(Data items)
## begin

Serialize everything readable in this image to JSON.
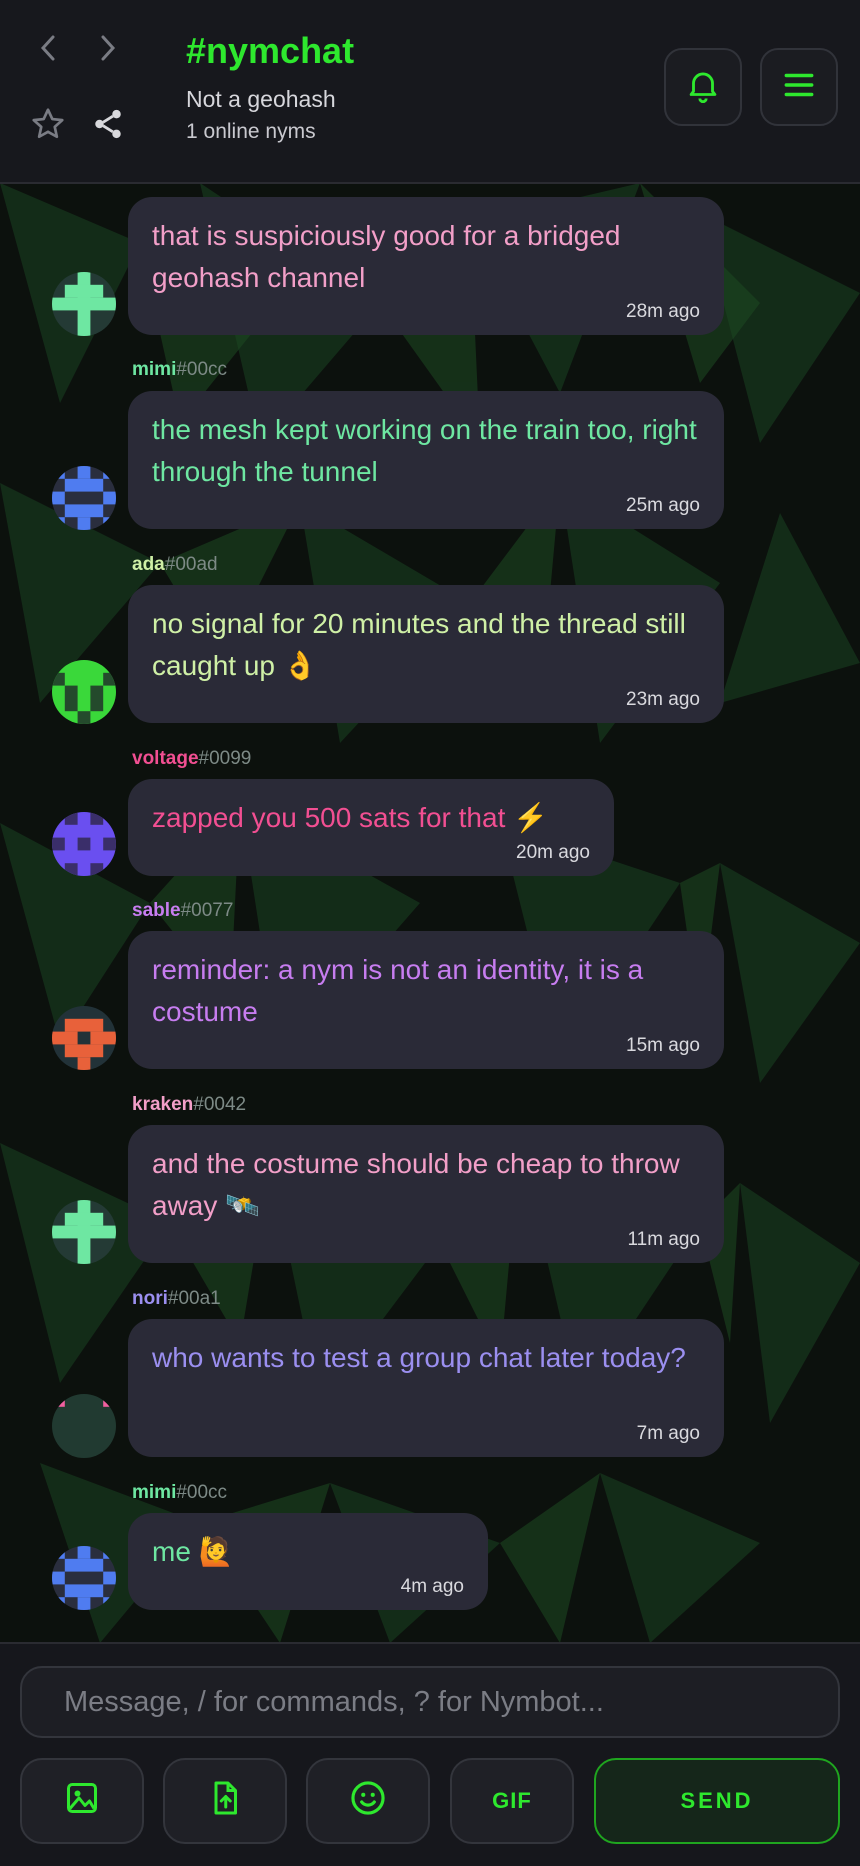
{
  "header": {
    "title": "#nymchat",
    "subtitle": "Not a geohash",
    "online": "1 online nyms",
    "icons": [
      "chevron-left-icon",
      "chevron-right-icon",
      "star-icon",
      "share-icon",
      "bell-icon",
      "menu-icon"
    ]
  },
  "colors": {
    "accent": "#2ee82e",
    "bubble": "#2a2a37",
    "header_bg": "#17181d"
  },
  "messages": [
    {
      "author": "",
      "tag": "",
      "text": "that is suspiciously good for a bridged geohash channel",
      "time": "28m ago",
      "color": "#f29fc8",
      "avatar": "#6ee7a2"
    },
    {
      "author": "mimi",
      "tag": "#00cc",
      "text": "the mesh kept working on the train too, right through the tunnel",
      "time": "25m ago",
      "color": "#6ee7a2",
      "avatar": "#4f7cf0"
    },
    {
      "author": "ada",
      "tag": "#00ad",
      "text": "no signal for 20 minutes and the thread still caught up 👌",
      "time": "23m ago",
      "color": "#cff0a6",
      "avatar": "#3ad83a"
    },
    {
      "author": "voltage",
      "tag": "#0099",
      "text": "zapped you 500 sats for that ⚡",
      "time": "20m ago",
      "color": "#f24f92",
      "avatar": "#6a4ff0"
    },
    {
      "author": "sable",
      "tag": "#0077",
      "text": "reminder: a nym is not an identity, it is a costume",
      "time": "15m ago",
      "color": "#c77df0",
      "avatar": "#e8613a"
    },
    {
      "author": "kraken",
      "tag": "#0042",
      "text": "and the costume should be cheap to throw away 🛰️",
      "time": "11m ago",
      "color": "#f29fc8",
      "avatar": "#6ee7a2"
    },
    {
      "author": "nori",
      "tag": "#00a1",
      "text": "who wants to test a group chat later today?",
      "time": "7m ago",
      "color": "#9b8ff0",
      "avatar": "#f25fa0"
    },
    {
      "author": "mimi",
      "tag": "#00cc",
      "text": "me 🙋",
      "time": "4m ago",
      "color": "#6ee7a2",
      "avatar": "#4f7cf0"
    }
  ],
  "composer": {
    "placeholder": "Message, / for commands, ? for Nymbot...",
    "gif_label": "GIF",
    "send_label": "SEND",
    "icons": [
      "image-icon",
      "file-upload-icon",
      "emoji-icon"
    ]
  }
}
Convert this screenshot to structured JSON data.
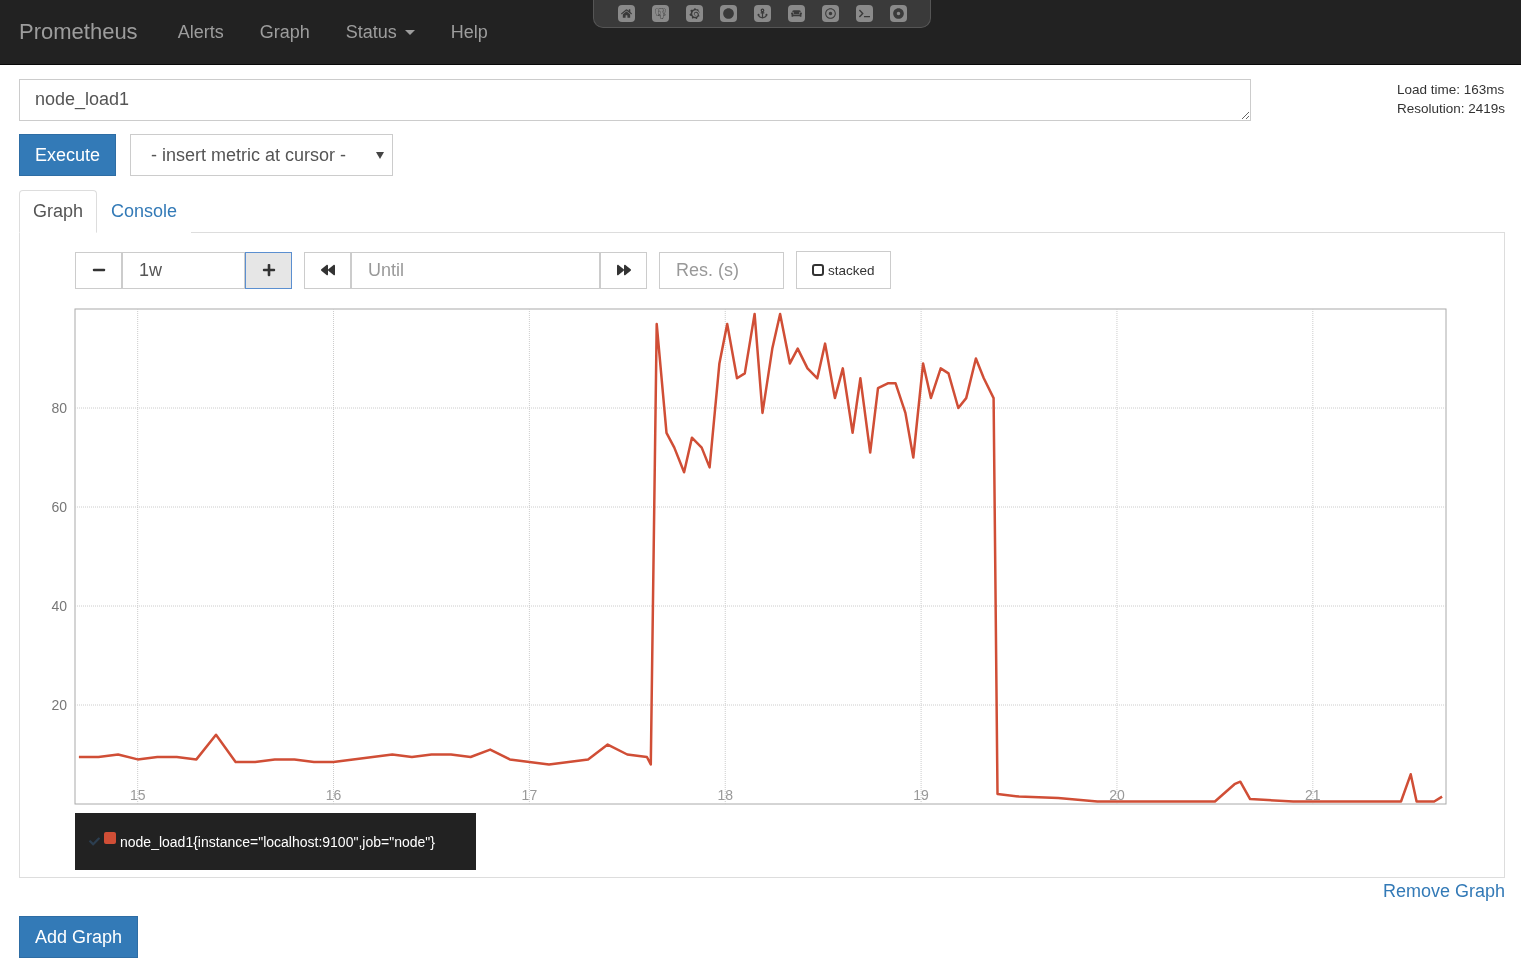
{
  "navbar": {
    "brand": "Prometheus",
    "links": [
      {
        "label": "Alerts",
        "kind": "link"
      },
      {
        "label": "Graph",
        "kind": "link"
      },
      {
        "label": "Status",
        "kind": "dropdown"
      },
      {
        "label": "Help",
        "kind": "link"
      }
    ]
  },
  "expression": {
    "value": "node_load1",
    "execute": "Execute",
    "metric_select": "- insert metric at cursor -"
  },
  "stats": {
    "load_time": "Load time: 163ms",
    "resolution": "Resolution: 2419s"
  },
  "tabs": [
    {
      "label": "Graph",
      "selected": true
    },
    {
      "label": "Console",
      "selected": false
    }
  ],
  "controls": {
    "range": "1w",
    "until_placeholder": "Until",
    "res_placeholder": "Res. (s)",
    "stacked": {
      "label": "stacked",
      "checked": false
    }
  },
  "chart_data": {
    "type": "line",
    "grid": true,
    "xlim": [
      14.68,
      21.68
    ],
    "ylim": [
      0,
      100
    ],
    "xticks": [
      15,
      16,
      17,
      18,
      19,
      20,
      21
    ],
    "yticks": [
      20,
      40,
      60,
      80
    ],
    "x": [
      14.7,
      14.8,
      14.9,
      15.0,
      15.1,
      15.2,
      15.3,
      15.4,
      15.5,
      15.6,
      15.7,
      15.8,
      15.9,
      16.0,
      16.1,
      16.2,
      16.3,
      16.4,
      16.5,
      16.6,
      16.7,
      16.8,
      16.9,
      17.0,
      17.1,
      17.2,
      17.3,
      17.4,
      17.5,
      17.6,
      17.62,
      17.65,
      17.7,
      17.74,
      17.79,
      17.83,
      17.88,
      17.92,
      17.97,
      18.01,
      18.06,
      18.1,
      18.15,
      18.19,
      18.24,
      18.28,
      18.33,
      18.37,
      18.42,
      18.47,
      18.51,
      18.56,
      18.6,
      18.65,
      18.69,
      18.74,
      18.78,
      18.83,
      18.87,
      18.92,
      18.96,
      19.01,
      19.05,
      19.1,
      19.14,
      19.19,
      19.23,
      19.28,
      19.32,
      19.37,
      19.39,
      19.5,
      19.7,
      19.9,
      20.2,
      20.5,
      20.6,
      20.63,
      20.68,
      20.9,
      21.2,
      21.45,
      21.5,
      21.53,
      21.62,
      21.66
    ],
    "series": [
      {
        "name": "node_load1{instance=\"localhost:9100\",job=\"node\"}",
        "color": "#d04e36",
        "values": [
          9.5,
          9.5,
          10,
          9,
          9.5,
          9.5,
          9,
          14,
          8.5,
          8.5,
          9,
          9,
          8.5,
          8.5,
          9,
          9.5,
          10,
          9.5,
          10,
          10,
          9.5,
          11,
          9,
          8.5,
          8,
          8.5,
          9,
          12,
          10,
          9.5,
          8,
          97,
          75,
          72,
          67,
          74,
          72,
          68,
          89,
          97,
          86,
          87,
          99,
          79,
          92,
          99,
          89,
          92,
          88,
          86,
          93,
          82,
          88,
          75,
          86,
          71,
          84,
          85,
          85,
          79,
          70,
          89,
          82,
          88,
          87,
          80,
          82,
          90,
          86,
          82,
          2,
          1.5,
          1.2,
          0.5,
          0.5,
          0.5,
          4,
          4.5,
          1,
          0.5,
          0.5,
          0.5,
          6,
          0.5,
          0.5,
          1.5
        ]
      }
    ]
  },
  "remove_graph": "Remove Graph",
  "add_graph": "Add Graph"
}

## end

Given instruction: Transcribe each entry above exactly, apart from the pictures.

Result for this exercise:
Serialize everything readable in this image to JSON.
{
  "header": {
    "title": "#nymchat",
    "subtitle": "Not a geohash",
    "online": "1 online nyms",
    "icons": [
      "chevron-left-icon",
      "chevron-right-icon",
      "star-icon",
      "share-icon",
      "bell-icon",
      "menu-icon"
    ]
  },
  "colors": {
    "accent": "#2ee82e",
    "bubble": "#2a2a37",
    "header_bg": "#17181d"
  },
  "messages": [
    {
      "author": "",
      "tag": "",
      "text": "that is suspiciously good for a bridged geohash channel",
      "time": "28m ago",
      "color": "#f29fc8",
      "avatar": "#6ee7a2"
    },
    {
      "author": "mimi",
      "tag": "#00cc",
      "text": "the mesh kept working on the train too, right through the tunnel",
      "time": "25m ago",
      "color": "#6ee7a2",
      "avatar": "#4f7cf0"
    },
    {
      "author": "ada",
      "tag": "#00ad",
      "text": "no signal for 20 minutes and the thread still caught up 👌",
      "time": "23m ago",
      "color": "#cff0a6",
      "avatar": "#3ad83a"
    },
    {
      "author": "voltage",
      "tag": "#0099",
      "text": "zapped you 500 sats for that ⚡",
      "time": "20m ago",
      "color": "#f24f92",
      "avatar": "#6a4ff0"
    },
    {
      "author": "sable",
      "tag": "#0077",
      "text": "reminder: a nym is not an identity, it is a costume",
      "time": "15m ago",
      "color": "#c77df0",
      "avatar": "#e8613a"
    },
    {
      "author": "kraken",
      "tag": "#0042",
      "text": "and the costume should be cheap to throw away 🛰️",
      "time": "11m ago",
      "color": "#f29fc8",
      "avatar": "#6ee7a2"
    },
    {
      "author": "nori",
      "tag": "#00a1",
      "text": "who wants to test a group chat later today?",
      "time": "7m ago",
      "color": "#9b8ff0",
      "avatar": "#f25fa0"
    },
    {
      "author": "mimi",
      "tag": "#00cc",
      "text": "me 🙋",
      "time": "4m ago",
      "color": "#6ee7a2",
      "avatar": "#4f7cf0"
    }
  ],
  "composer": {
    "placeholder": "Message, / for commands, ? for Nymbot...",
    "gif_label": "GIF",
    "send_label": "SEND",
    "icons": [
      "image-icon",
      "file-upload-icon",
      "emoji-icon"
    ]
  }
}
Convert this screenshot to structured JSON data.
{
  "navbar": {
    "brand": "Prometheus",
    "links": [
      {
        "label": "Alerts",
        "kind": "link"
      },
      {
        "label": "Graph",
        "kind": "link"
      },
      {
        "label": "Status",
        "kind": "dropdown"
      },
      {
        "label": "Help",
        "kind": "link"
      }
    ]
  },
  "expression": {
    "value": "node_load1",
    "execute": "Execute",
    "metric_select": "- insert metric at cursor -"
  },
  "stats": {
    "load_time": "Load time: 163ms",
    "resolution": "Resolution: 2419s"
  },
  "tabs": [
    {
      "label": "Graph",
      "selected": true
    },
    {
      "label": "Console",
      "selected": false
    }
  ],
  "controls": {
    "range": "1w",
    "until_placeholder": "Until",
    "res_placeholder": "Res. (s)",
    "stacked": {
      "label": "stacked",
      "checked": false
    }
  },
  "chart_data": {
    "type": "line",
    "grid": true,
    "xlim": [
      14.68,
      21.68
    ],
    "ylim": [
      0,
      100
    ],
    "xticks": [
      15,
      16,
      17,
      18,
      19,
      20,
      21
    ],
    "yticks": [
      20,
      40,
      60,
      80
    ],
    "x": [
      14.7,
      14.8,
      14.9,
      15.0,
      15.1,
      15.2,
      15.3,
      15.4,
      15.5,
      15.6,
      15.7,
      15.8,
      15.9,
      16.0,
      16.1,
      16.2,
      16.3,
      16.4,
      16.5,
      16.6,
      16.7,
      16.8,
      16.9,
      17.0,
      17.1,
      17.2,
      17.3,
      17.4,
      17.5,
      17.6,
      17.62,
      17.65,
      17.7,
      17.74,
      17.79,
      17.83,
      17.88,
      17.92,
      17.97,
      18.01,
      18.06,
      18.1,
      18.15,
      18.19,
      18.24,
      18.28,
      18.33,
      18.37,
      18.42,
      18.47,
      18.51,
      18.56,
      18.6,
      18.65,
      18.69,
      18.74,
      18.78,
      18.83,
      18.87,
      18.92,
      18.96,
      19.01,
      19.05,
      19.1,
      19.14,
      19.19,
      19.23,
      19.28,
      19.32,
      19.37,
      19.39,
      19.5,
      19.7,
      19.9,
      20.2,
      20.5,
      20.6,
      20.63,
      20.68,
      20.9,
      21.2,
      21.45,
      21.5,
      21.53,
      21.62,
      21.66
    ],
    "series": [
      {
        "name": "node_load1{instance=\"localhost:9100\",job=\"node\"}",
        "color": "#d04e36",
        "values": [
          9.5,
          9.5,
          10,
          9,
          9.5,
          9.5,
          9,
          14,
          8.5,
          8.5,
          9,
          9,
          8.5,
          8.5,
          9,
          9.5,
          10,
          9.5,
          10,
          10,
          9.5,
          11,
          9,
          8.5,
          8,
          8.5,
          9,
          12,
          10,
          9.5,
          8,
          97,
          75,
          72,
          67,
          74,
          72,
          68,
          89,
          97,
          86,
          87,
          99,
          79,
          92,
          99,
          89,
          92,
          88,
          86,
          93,
          82,
          88,
          75,
          86,
          71,
          84,
          85,
          85,
          79,
          70,
          89,
          82,
          88,
          87,
          80,
          82,
          90,
          86,
          82,
          2,
          1.5,
          1.2,
          0.5,
          0.5,
          0.5,
          4,
          4.5,
          1,
          0.5,
          0.5,
          0.5,
          6,
          0.5,
          0.5,
          1.5
        ]
      }
    ]
  },
  "remove_graph": "Remove Graph",
  "add_graph": "Add Graph"
}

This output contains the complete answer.